Objective: Pull every line that holds the word "value" from the entries.

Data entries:
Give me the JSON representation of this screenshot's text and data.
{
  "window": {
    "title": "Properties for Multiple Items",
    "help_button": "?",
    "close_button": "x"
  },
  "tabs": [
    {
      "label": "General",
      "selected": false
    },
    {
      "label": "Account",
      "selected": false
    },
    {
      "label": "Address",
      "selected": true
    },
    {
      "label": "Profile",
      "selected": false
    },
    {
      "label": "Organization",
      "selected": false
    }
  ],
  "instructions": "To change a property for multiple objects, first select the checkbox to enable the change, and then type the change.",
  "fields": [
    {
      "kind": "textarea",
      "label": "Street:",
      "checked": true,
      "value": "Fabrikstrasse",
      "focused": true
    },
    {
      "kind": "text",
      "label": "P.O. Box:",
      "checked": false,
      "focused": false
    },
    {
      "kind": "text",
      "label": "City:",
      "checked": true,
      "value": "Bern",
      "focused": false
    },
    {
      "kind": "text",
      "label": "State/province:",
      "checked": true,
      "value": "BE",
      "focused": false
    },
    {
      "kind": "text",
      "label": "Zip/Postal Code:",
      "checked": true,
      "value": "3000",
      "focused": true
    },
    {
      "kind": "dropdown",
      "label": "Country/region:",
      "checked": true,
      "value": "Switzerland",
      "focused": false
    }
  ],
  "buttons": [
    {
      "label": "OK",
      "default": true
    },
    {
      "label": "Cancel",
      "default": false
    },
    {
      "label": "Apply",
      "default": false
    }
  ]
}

Output:
      "value": "Fabrikstrasse",
      "value": "Bern",
      "value": "BE",
      "value": "3000",
      "value": "Switzerland",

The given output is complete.